--- START Input for this task ---

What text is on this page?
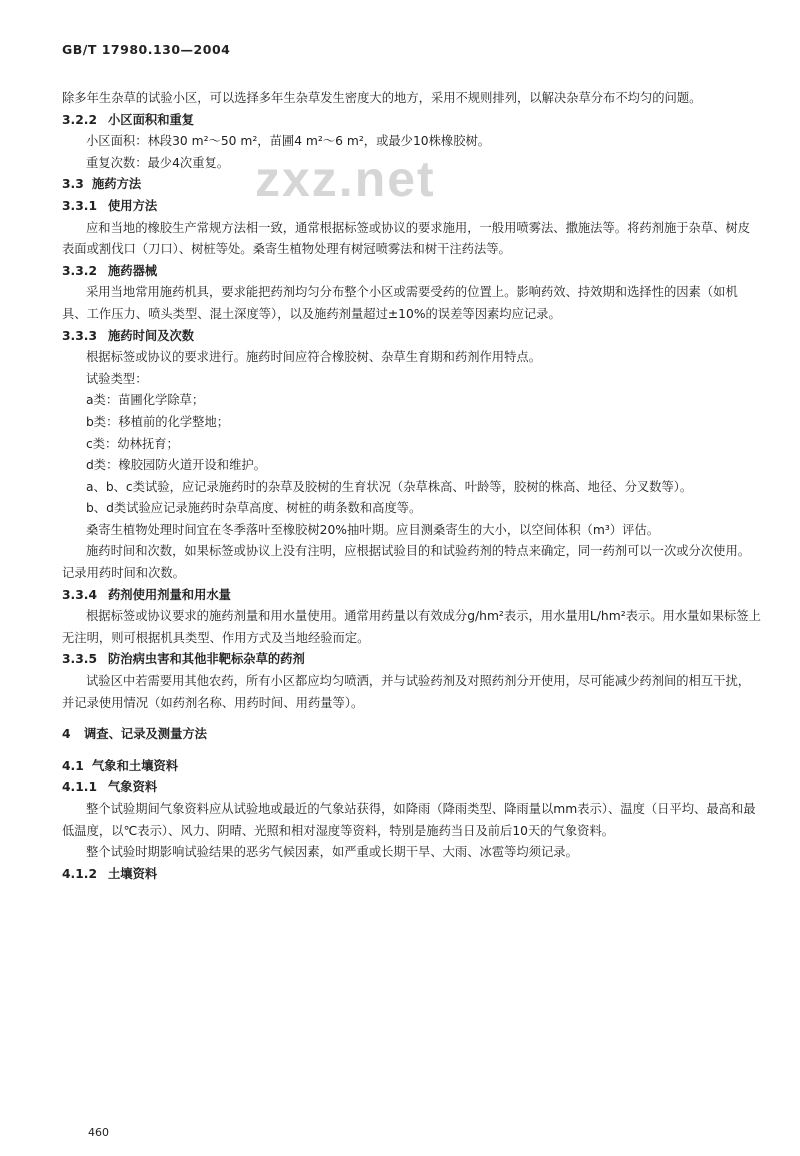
GB/T 17980.130—2004
zxz.net

除多年生杂草的试验小区，可以选择多年生杂草发生密度大的地方，采用不规则排列，以解决杂草分布不均匀的问题。

3.2.2 小区面积和重复

小区面积：林段30 m²～50 m²，苗圃4 m²～6 m²，或最少10株橡胶树。

重复次数：最少4次重复。

3.3 施药方法

3.3.1 使用方法

应和当地的橡胶生产常规方法相一致，通常根据标签或协议的要求施用，一般用喷雾法、撒施法等。将药剂施于杂草、树皮表面或割伐口（刀口）、树桩等处。桑寄生植物处理有树冠喷雾法和树干注药法等。

3.3.2 施药器械

采用当地常用施药机具，要求能把药剂均匀分布整个小区或需要受药的位置上。影响药效、持效期和选择性的因素（如机具、工作压力、喷头类型、混土深度等），以及施药剂量超过±10%的误差等因素均应记录。

3.3.3 施药时间及次数

根据标签或协议的要求进行。施药时间应符合橡胶树、杂草生育期和药剂作用特点。

试验类型：

a类：苗圃化学除草；

b类：移植前的化学整地；

c类：幼林抚育；

d类：橡胶园防火道开设和维护。

a、b、c类试验，应记录施药时的杂草及胶树的生育状况（杂草株高、叶龄等，胶树的株高、地径、分叉数等）。

b、d类试验应记录施药时杂草高度、树桩的萌条数和高度等。

桑寄生植物处理时间宜在冬季落叶至橡胶树20%抽叶期。应目测桑寄生的大小，以空间体积（m³）评估。

施药时间和次数，如果标签或协议上没有注明，应根据试验目的和试验药剂的特点来确定，同一药剂可以一次或分次使用。记录用药时间和次数。

3.3.4 药剂使用剂量和用水量

根据标签或协议要求的施药剂量和用水量使用。通常用药量以有效成分g/hm²表示，用水量用L/hm²表示。用水量如果标签上无注明，则可根据机具类型、作用方式及当地经验而定。

3.3.5 防治病虫害和其他非靶标杂草的药剂

试验区中若需要用其他农药，所有小区都应均匀喷洒，并与试验药剂及对照药剂分开使用，尽可能减少药剂间的相互干扰，并记录使用情况（如药剂名称、用药时间、用药量等）。

4 调查、记录及测量方法

4.1 气象和土壤资料

4.1.1 气象资料

整个试验期间气象资料应从试验地或最近的气象站获得，如降雨（降雨类型、降雨量以mm表示）、温度（日平均、最高和最低温度，以℃表示）、风力、阴晴、光照和相对湿度等资料，特别是施药当日及前后10天的气象资料。

整个试验时期影响试验结果的恶劣气候因素，如严重或长期干旱、大雨、冰雹等均须记录。

4.1.2 土壤资料

460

--- END Input for this task ---

◆ What to work on ◆
Pictures in the records above are left out; print everything else exactly as written.

◆ Solution ◆
What text is on this page?
GB/T 17980.130—2004
zxz.net

除多年生杂草的试验小区，可以选择多年生杂草发生密度大的地方，采用不规则排列，以解决杂草分布不均匀的问题。

3.2.2 小区面积和重复

小区面积：林段30 m²～50 m²，苗圃4 m²～6 m²，或最少10株橡胶树。

重复次数：最少4次重复。

3.3 施药方法

3.3.1 使用方法

应和当地的橡胶生产常规方法相一致，通常根据标签或协议的要求施用，一般用喷雾法、撒施法等。将药剂施于杂草、树皮表面或割伐口（刀口）、树桩等处。桑寄生植物处理有树冠喷雾法和树干注药法等。

3.3.2 施药器械

采用当地常用施药机具，要求能把药剂均匀分布整个小区或需要受药的位置上。影响药效、持效期和选择性的因素（如机具、工作压力、喷头类型、混土深度等），以及施药剂量超过±10%的误差等因素均应记录。

3.3.3 施药时间及次数

根据标签或协议的要求进行。施药时间应符合橡胶树、杂草生育期和药剂作用特点。

试验类型：

a类：苗圃化学除草；

b类：移植前的化学整地；

c类：幼林抚育；

d类：橡胶园防火道开设和维护。

a、b、c类试验，应记录施药时的杂草及胶树的生育状况（杂草株高、叶龄等，胶树的株高、地径、分叉数等）。

b、d类试验应记录施药时杂草高度、树桩的萌条数和高度等。

桑寄生植物处理时间宜在冬季落叶至橡胶树20%抽叶期。应目测桑寄生的大小，以空间体积（m³）评估。

施药时间和次数，如果标签或协议上没有注明，应根据试验目的和试验药剂的特点来确定，同一药剂可以一次或分次使用。记录用药时间和次数。

3.3.4 药剂使用剂量和用水量

根据标签或协议要求的施药剂量和用水量使用。通常用药量以有效成分g/hm²表示，用水量用L/hm²表示。用水量如果标签上无注明，则可根据机具类型、作用方式及当地经验而定。

3.3.5 防治病虫害和其他非靶标杂草的药剂

试验区中若需要用其他农药，所有小区都应均匀喷洒，并与试验药剂及对照药剂分开使用，尽可能减少药剂间的相互干扰，并记录使用情况（如药剂名称、用药时间、用药量等）。

4 调查、记录及测量方法

4.1 气象和土壤资料

4.1.1 气象资料

整个试验期间气象资料应从试验地或最近的气象站获得，如降雨（降雨类型、降雨量以mm表示）、温度（日平均、最高和最低温度，以℃表示）、风力、阴晴、光照和相对湿度等资料，特别是施药当日及前后10天的气象资料。

整个试验时期影响试验结果的恶劣气候因素，如严重或长期干旱、大雨、冰雹等均须记录。

4.1.2 土壤资料

460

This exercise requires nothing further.